[Short task]
Count up the lines in the following listing that hold the word "necessary", then give only that count.

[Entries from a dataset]
_ _ _ _
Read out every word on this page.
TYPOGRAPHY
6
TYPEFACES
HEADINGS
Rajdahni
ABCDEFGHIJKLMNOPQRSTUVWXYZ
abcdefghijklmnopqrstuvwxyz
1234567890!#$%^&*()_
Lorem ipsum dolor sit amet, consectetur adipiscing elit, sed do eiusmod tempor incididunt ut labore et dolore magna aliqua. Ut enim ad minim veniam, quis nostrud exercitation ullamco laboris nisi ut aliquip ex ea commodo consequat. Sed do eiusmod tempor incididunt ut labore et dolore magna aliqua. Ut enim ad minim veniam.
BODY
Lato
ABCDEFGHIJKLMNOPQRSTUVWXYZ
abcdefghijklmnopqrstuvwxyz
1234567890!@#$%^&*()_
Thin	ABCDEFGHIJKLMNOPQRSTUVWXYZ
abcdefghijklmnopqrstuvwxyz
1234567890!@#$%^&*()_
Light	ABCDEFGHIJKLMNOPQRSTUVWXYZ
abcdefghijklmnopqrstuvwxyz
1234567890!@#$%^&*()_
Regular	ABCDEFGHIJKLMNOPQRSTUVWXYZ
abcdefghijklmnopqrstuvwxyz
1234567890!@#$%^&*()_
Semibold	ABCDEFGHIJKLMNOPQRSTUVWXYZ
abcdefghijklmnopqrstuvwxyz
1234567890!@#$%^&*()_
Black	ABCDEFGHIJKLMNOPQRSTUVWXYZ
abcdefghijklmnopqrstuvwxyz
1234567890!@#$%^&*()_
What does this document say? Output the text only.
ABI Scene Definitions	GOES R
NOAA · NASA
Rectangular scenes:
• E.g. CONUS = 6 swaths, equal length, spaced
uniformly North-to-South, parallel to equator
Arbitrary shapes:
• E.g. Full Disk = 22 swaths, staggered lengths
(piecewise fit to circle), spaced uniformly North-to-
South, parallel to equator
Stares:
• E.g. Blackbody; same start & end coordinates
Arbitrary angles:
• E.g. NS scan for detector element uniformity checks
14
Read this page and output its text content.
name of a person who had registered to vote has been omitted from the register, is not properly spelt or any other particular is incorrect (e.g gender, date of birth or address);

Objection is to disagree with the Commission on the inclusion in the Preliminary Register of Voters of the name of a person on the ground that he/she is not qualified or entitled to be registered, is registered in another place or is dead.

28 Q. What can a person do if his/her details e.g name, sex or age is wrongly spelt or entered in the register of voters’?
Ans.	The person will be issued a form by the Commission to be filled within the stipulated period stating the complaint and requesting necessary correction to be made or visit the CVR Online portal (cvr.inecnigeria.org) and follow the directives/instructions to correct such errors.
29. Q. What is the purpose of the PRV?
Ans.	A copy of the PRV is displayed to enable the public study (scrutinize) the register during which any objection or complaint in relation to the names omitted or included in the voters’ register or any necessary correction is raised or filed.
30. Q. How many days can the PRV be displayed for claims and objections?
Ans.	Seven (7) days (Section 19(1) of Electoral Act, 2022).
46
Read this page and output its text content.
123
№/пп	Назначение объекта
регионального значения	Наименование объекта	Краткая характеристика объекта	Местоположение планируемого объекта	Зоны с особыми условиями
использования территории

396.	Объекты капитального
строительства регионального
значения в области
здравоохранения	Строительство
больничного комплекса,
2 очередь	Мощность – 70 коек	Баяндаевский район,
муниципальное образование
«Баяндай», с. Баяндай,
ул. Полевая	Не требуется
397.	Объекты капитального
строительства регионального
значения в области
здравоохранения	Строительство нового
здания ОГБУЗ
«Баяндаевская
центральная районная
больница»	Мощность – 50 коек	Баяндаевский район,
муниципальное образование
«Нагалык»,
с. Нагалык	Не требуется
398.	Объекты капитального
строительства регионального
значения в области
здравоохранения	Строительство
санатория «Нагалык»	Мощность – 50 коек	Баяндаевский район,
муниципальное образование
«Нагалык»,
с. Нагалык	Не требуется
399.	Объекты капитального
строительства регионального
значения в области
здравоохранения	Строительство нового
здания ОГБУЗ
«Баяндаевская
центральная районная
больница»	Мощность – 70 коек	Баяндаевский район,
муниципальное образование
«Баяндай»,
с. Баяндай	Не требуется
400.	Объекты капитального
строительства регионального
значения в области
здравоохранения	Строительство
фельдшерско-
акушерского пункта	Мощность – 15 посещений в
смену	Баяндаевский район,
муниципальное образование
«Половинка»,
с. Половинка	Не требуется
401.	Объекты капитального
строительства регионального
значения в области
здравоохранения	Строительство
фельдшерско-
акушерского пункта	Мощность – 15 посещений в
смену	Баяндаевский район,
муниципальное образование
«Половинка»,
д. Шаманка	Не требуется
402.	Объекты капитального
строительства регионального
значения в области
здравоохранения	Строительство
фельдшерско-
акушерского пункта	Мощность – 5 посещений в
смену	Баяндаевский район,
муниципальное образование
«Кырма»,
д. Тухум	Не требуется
_ _ _ _
[Final answer]
2